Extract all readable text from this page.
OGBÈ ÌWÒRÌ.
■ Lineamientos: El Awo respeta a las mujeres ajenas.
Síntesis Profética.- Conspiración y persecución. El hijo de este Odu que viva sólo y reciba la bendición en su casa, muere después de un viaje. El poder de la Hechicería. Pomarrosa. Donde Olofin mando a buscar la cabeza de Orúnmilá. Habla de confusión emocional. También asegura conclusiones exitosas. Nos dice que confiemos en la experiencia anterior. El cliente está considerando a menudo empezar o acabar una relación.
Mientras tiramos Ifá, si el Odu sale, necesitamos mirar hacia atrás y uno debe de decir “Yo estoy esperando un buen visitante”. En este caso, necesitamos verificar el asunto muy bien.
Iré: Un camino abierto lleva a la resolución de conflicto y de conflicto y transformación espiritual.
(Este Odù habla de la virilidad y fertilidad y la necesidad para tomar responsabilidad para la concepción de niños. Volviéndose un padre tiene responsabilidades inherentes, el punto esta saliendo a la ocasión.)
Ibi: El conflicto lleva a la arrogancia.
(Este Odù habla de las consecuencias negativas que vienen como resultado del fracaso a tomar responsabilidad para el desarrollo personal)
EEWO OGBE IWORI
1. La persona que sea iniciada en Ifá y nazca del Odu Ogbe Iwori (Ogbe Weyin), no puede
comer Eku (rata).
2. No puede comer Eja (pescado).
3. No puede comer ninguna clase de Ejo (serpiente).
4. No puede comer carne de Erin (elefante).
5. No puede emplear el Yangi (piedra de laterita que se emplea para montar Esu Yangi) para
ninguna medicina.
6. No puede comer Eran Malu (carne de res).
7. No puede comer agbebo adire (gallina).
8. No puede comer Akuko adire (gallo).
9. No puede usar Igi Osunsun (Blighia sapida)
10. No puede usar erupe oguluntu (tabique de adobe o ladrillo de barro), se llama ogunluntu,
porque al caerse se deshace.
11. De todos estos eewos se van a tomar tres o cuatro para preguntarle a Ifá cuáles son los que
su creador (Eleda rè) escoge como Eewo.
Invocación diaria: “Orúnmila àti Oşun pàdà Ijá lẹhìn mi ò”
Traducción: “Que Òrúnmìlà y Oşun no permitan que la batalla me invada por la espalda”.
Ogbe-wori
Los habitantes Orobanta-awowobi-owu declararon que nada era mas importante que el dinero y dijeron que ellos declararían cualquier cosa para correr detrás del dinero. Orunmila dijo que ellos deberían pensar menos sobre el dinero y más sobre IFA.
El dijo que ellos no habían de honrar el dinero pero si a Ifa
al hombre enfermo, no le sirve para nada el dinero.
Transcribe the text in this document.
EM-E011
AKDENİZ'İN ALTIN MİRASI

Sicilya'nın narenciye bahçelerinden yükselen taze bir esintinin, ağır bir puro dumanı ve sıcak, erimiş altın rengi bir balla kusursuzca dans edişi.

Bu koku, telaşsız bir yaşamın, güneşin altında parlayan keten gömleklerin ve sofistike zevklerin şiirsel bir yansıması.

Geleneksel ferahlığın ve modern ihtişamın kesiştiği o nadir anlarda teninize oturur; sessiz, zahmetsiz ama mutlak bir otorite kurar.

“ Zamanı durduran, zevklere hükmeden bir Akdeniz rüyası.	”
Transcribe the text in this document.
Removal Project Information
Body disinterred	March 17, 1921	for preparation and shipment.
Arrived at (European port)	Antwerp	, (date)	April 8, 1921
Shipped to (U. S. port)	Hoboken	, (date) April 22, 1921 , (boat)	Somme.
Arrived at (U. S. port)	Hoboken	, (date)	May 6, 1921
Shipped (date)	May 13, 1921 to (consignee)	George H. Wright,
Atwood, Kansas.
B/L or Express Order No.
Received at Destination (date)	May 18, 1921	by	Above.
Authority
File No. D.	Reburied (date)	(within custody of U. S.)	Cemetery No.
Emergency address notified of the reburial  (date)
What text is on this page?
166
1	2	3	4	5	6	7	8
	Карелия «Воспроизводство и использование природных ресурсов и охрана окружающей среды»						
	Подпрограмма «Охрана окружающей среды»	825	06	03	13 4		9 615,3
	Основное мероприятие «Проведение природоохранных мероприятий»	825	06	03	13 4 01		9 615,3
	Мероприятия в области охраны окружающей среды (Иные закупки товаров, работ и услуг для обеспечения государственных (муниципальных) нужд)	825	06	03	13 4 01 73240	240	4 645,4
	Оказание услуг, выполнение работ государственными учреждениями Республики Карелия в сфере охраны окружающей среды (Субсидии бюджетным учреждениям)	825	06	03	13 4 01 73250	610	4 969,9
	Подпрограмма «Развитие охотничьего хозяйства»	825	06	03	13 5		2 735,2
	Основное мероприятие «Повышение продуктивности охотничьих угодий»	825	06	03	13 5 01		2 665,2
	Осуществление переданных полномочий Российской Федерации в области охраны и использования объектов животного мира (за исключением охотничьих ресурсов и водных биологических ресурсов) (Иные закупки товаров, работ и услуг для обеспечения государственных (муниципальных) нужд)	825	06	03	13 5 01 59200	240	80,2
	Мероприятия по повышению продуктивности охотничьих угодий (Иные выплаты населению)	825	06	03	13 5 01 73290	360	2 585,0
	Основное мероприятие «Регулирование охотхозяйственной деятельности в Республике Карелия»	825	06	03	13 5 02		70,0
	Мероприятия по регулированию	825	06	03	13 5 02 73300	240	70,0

=== Exercise ===
Type out the whole listing above again, exactly as it stands.

=== Exercise output ===
Extract all readable text from this page.
OGBÈ ÌWÒRÌ.
■ Lineamientos: El Awo respeta a las mujeres ajenas.
Síntesis Profética.- Conspiración y persecución. El hijo de este Odu que viva sólo y reciba la bendición en su casa, muere después de un viaje. El poder de la Hechicería. Pomarrosa. Donde Olofin mando a buscar la cabeza de Orúnmilá. Habla de confusión emocional. También asegura conclusiones exitosas. Nos dice que confiemos en la experiencia anterior. El cliente está considerando a menudo empezar o acabar una relación.
Mientras tiramos Ifá, si el Odu sale, necesitamos mirar hacia atrás y uno debe de decir “Yo estoy esperando un buen visitante”. En este caso, necesitamos verificar el asunto muy bien.
Iré: Un camino abierto lleva a la resolución de conflicto y de conflicto y transformación espiritual.
(Este Odù habla de la virilidad y fertilidad y la necesidad para tomar responsabilidad para la concepción de niños. Volviéndose un padre tiene responsabilidades inherentes, el punto esta saliendo a la ocasión.)
Ibi: El conflicto lleva a la arrogancia.
(Este Odù habla de las consecuencias negativas que vienen como resultado del fracaso a tomar responsabilidad para el desarrollo personal)
EEWO OGBE IWORI
1. La persona que sea iniciada en Ifá y nazca del Odu Ogbe Iwori (Ogbe Weyin), no puede
comer Eku (rata).
2. No puede comer Eja (pescado).
3. No puede comer ninguna clase de Ejo (serpiente).
4. No puede comer carne de Erin (elefante).
5. No puede emplear el Yangi (piedra de laterita que se emplea para montar Esu Yangi) para
ninguna medicina.
6. No puede comer Eran Malu (carne de res).
7. No puede comer agbebo adire (gallina).
8. No puede comer Akuko adire (gallo).
9. No puede usar Igi Osunsun (Blighia sapida)
10. No puede usar erupe oguluntu (tabique de adobe o ladrillo de barro), se llama ogunluntu,
porque al caerse se deshace.
11. De todos estos eewos se van a tomar tres o cuatro para preguntarle a Ifá cuáles son los que
su creador (Eleda rè) escoge como Eewo.
Invocación diaria: “Orúnmila àti Oşun pàdà Ijá lẹhìn mi ò”
Traducción: “Que Òrúnmìlà y Oşun no permitan que la batalla me invada por la espalda”.
Ogbe-wori
Los habitantes Orobanta-awowobi-owu declararon que nada era mas importante que el dinero y dijeron que ellos declararían cualquier cosa para correr detrás del dinero. Orunmila dijo que ellos deberían pensar menos sobre el dinero y más sobre IFA.
El dijo que ellos no habían de honrar el dinero pero si a Ifa
al hombre enfermo, no le sirve para nada el dinero.
Transcribe the text in this document.
EM-E011
AKDENİZ'İN ALTIN MİRASI

Sicilya'nın narenciye bahçelerinden yükselen taze bir esintinin, ağır bir puro dumanı ve sıcak, erimiş altın rengi bir balla kusursuzca dans edişi.

Bu koku, telaşsız bir yaşamın, güneşin altında parlayan keten gömleklerin ve sofistike zevklerin şiirsel bir yansıması.

Geleneksel ferahlığın ve modern ihtişamın kesiştiği o nadir anlarda teninize oturur; sessiz, zahmetsiz ama mutlak bir otorite kurar.

“ Zamanı durduran, zevklere hükmeden bir Akdeniz rüyası.	”
Transcribe the text in this document.
Removal Project Information
Body disinterred	March 17, 1921	for preparation and shipment.
Arrived at (European port)	Antwerp	, (date)	April 8, 1921
Shipped to (U. S. port)	Hoboken	, (date) April 22, 1921 , (boat)	Somme.
Arrived at (U. S. port)	Hoboken	, (date)	May 6, 1921
Shipped (date)	May 13, 1921 to (consignee)	George H. Wright,
Atwood, Kansas.
B/L or Express Order No.
Received at Destination (date)	May 18, 1921	by	Above.
Authority
File No. D.	Reburied (date)	(within custody of U. S.)	Cemetery No.
Emergency address notified of the reburial  (date)
What text is on this page?
166
1	2	3	4	5	6	7	8
	Карелия «Воспроизводство и использование природных ресурсов и охрана окружающей среды»						
	Подпрограмма «Охрана окружающей среды»	825	06	03	13 4		9 615,3
	Основное мероприятие «Проведение природоохранных мероприятий»	825	06	03	13 4 01		9 615,3
	Мероприятия в области охраны окружающей среды (Иные закупки товаров, работ и услуг для обеспечения государственных (муниципальных) нужд)	825	06	03	13 4 01 73240	240	4 645,4
	Оказание услуг, выполнение работ государственными учреждениями Республики Карелия в сфере охраны окружающей среды (Субсидии бюджетным учреждениям)	825	06	03	13 4 01 73250	610	4 969,9
	Подпрограмма «Развитие охотничьего хозяйства»	825	06	03	13 5		2 735,2
	Основное мероприятие «Повышение продуктивности охотничьих угодий»	825	06	03	13 5 01		2 665,2
	Осуществление переданных полномочий Российской Федерации в области охраны и использования объектов животного мира (за исключением охотничьих ресурсов и водных биологических ресурсов) (Иные закупки товаров, работ и услуг для обеспечения государственных (муниципальных) нужд)	825	06	03	13 5 01 59200	240	80,2
	Мероприятия по повышению продуктивности охотничьих угодий (Иные выплаты населению)	825	06	03	13 5 01 73290	360	2 585,0
	Основное мероприятие «Регулирование охотхозяйственной деятельности в Республике Карелия»	825	06	03	13 5 02		70,0
	Мероприятия по регулированию	825	06	03	13 5 02 73300	240	70,0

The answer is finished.